*Records for processing*

::::

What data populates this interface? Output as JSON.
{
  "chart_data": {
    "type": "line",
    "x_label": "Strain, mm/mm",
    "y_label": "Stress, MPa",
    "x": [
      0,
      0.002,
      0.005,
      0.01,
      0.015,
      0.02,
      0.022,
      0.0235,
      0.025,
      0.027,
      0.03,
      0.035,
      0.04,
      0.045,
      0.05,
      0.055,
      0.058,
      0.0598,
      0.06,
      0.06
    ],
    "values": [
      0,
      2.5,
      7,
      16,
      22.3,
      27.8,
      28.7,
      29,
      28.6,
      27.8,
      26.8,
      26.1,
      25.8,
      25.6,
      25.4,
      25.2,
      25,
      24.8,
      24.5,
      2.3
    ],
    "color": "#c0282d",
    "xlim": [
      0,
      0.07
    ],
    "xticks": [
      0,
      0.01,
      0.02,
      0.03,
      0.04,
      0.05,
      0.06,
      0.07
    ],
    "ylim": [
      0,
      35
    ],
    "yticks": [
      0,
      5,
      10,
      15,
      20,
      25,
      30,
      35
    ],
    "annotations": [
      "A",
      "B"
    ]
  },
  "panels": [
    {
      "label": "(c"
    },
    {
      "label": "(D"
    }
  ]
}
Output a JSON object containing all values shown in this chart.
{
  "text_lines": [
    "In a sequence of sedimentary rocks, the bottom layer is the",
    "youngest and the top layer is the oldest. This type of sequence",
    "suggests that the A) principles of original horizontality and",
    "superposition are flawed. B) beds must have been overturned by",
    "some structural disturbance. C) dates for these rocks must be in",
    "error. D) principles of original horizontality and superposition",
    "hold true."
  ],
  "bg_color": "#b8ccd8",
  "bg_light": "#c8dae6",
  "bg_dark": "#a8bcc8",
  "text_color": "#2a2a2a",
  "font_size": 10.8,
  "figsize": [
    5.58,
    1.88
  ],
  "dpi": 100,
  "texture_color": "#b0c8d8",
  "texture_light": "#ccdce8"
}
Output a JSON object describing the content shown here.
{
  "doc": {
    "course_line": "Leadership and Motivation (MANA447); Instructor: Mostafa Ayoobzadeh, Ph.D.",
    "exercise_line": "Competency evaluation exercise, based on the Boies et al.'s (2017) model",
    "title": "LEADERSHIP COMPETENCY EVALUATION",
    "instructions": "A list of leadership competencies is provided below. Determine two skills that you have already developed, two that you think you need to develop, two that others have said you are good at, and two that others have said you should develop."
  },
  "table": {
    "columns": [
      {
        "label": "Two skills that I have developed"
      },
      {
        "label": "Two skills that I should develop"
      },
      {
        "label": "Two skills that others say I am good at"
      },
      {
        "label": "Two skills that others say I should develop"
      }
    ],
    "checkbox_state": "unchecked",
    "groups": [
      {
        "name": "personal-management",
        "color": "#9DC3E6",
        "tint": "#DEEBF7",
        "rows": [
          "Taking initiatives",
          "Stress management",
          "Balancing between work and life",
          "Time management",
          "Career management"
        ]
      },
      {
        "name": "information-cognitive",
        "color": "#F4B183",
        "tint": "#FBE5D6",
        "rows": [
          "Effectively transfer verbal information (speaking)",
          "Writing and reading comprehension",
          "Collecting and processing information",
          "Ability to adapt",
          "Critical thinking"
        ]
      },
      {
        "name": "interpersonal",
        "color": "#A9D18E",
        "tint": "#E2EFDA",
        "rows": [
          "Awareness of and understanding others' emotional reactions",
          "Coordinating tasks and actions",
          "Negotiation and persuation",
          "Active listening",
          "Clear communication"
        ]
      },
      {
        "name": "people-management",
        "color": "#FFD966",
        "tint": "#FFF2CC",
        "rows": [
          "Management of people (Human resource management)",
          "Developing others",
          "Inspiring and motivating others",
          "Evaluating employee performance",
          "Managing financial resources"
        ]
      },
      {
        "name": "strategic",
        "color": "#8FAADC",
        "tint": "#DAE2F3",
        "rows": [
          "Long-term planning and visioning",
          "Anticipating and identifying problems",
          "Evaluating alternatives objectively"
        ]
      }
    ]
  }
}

::::

*Short exercise*
Hand back the material above in full, exactly as written.

*Answer to the problem*
What data populates this interface? Output as JSON.
{
  "chart_data": {
    "type": "line",
    "x_label": "Strain, mm/mm",
    "y_label": "Stress, MPa",
    "x": [
      0,
      0.002,
      0.005,
      0.01,
      0.015,
      0.02,
      0.022,
      0.0235,
      0.025,
      0.027,
      0.03,
      0.035,
      0.04,
      0.045,
      0.05,
      0.055,
      0.058,
      0.0598,
      0.06,
      0.06
    ],
    "values": [
      0,
      2.5,
      7,
      16,
      22.3,
      27.8,
      28.7,
      29,
      28.6,
      27.8,
      26.8,
      26.1,
      25.8,
      25.6,
      25.4,
      25.2,
      25,
      24.8,
      24.5,
      2.3
    ],
    "color": "#c0282d",
    "xlim": [
      0,
      0.07
    ],
    "xticks": [
      0,
      0.01,
      0.02,
      0.03,
      0.04,
      0.05,
      0.06,
      0.07
    ],
    "ylim": [
      0,
      35
    ],
    "yticks": [
      0,
      5,
      10,
      15,
      20,
      25,
      30,
      35
    ],
    "annotations": [
      "A",
      "B"
    ]
  },
  "panels": [
    {
      "label": "(c"
    },
    {
      "label": "(D"
    }
  ]
}
Output a JSON object containing all values shown in this chart.
{
  "text_lines": [
    "In a sequence of sedimentary rocks, the bottom layer is the",
    "youngest and the top layer is the oldest. This type of sequence",
    "suggests that the A) principles of original horizontality and",
    "superposition are flawed. B) beds must have been overturned by",
    "some structural disturbance. C) dates for these rocks must be in",
    "error. D) principles of original horizontality and superposition",
    "hold true."
  ],
  "bg_color": "#b8ccd8",
  "bg_light": "#c8dae6",
  "bg_dark": "#a8bcc8",
  "text_color": "#2a2a2a",
  "font_size": 10.8,
  "figsize": [
    5.58,
    1.88
  ],
  "dpi": 100,
  "texture_color": "#b0c8d8",
  "texture_light": "#ccdce8"
}
Output a JSON object describing the content shown here.
{
  "doc": {
    "course_line": "Leadership and Motivation (MANA447); Instructor: Mostafa Ayoobzadeh, Ph.D.",
    "exercise_line": "Competency evaluation exercise, based on the Boies et al.'s (2017) model",
    "title": "LEADERSHIP COMPETENCY EVALUATION",
    "instructions": "A list of leadership competencies is provided below. Determine two skills that you have already developed, two that you think you need to develop, two that others have said you are good at, and two that others have said you should develop."
  },
  "table": {
    "columns": [
      {
        "label": "Two skills that I have developed"
      },
      {
        "label": "Two skills that I should develop"
      },
      {
        "label": "Two skills that others say I am good at"
      },
      {
        "label": "Two skills that others say I should develop"
      }
    ],
    "checkbox_state": "unchecked",
    "groups": [
      {
        "name": "personal-management",
        "color": "#9DC3E6",
        "tint": "#DEEBF7",
        "rows": [
          "Taking initiatives",
          "Stress management",
          "Balancing between work and life",
          "Time management",
          "Career management"
        ]
      },
      {
        "name": "information-cognitive",
        "color": "#F4B183",
        "tint": "#FBE5D6",
        "rows": [
          "Effectively transfer verbal information (speaking)",
          "Writing and reading comprehension",
          "Collecting and processing information",
          "Ability to adapt",
          "Critical thinking"
        ]
      },
      {
        "name": "interpersonal",
        "color": "#A9D18E",
        "tint": "#E2EFDA",
        "rows": [
          "Awareness of and understanding others' emotional reactions",
          "Coordinating tasks and actions",
          "Negotiation and persuation",
          "Active listening",
          "Clear communication"
        ]
      },
      {
        "name": "people-management",
        "color": "#FFD966",
        "tint": "#FFF2CC",
        "rows": [
          "Management of people (Human resource management)",
          "Developing others",
          "Inspiring and motivating others",
          "Evaluating employee performance",
          "Managing financial resources"
        ]
      },
      {
        "name": "strategic",
        "color": "#8FAADC",
        "tint": "#DAE2F3",
        "rows": [
          "Long-term planning and visioning",
          "Anticipating and identifying problems",
          "Evaluating alternatives objectively"
        ]
      }
    ]
  }
}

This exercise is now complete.